GIVEN TASK: State only how many lines contain the string "icon".

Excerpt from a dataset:
* * * * * * *

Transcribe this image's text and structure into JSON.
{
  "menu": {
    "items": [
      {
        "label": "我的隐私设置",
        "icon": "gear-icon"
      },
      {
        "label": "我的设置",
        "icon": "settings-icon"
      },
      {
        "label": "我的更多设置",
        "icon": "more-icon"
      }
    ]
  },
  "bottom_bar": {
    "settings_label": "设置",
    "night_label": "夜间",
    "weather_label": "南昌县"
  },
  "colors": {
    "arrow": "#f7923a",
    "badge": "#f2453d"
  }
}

* * * * * * *

TASK RESPONSE: 3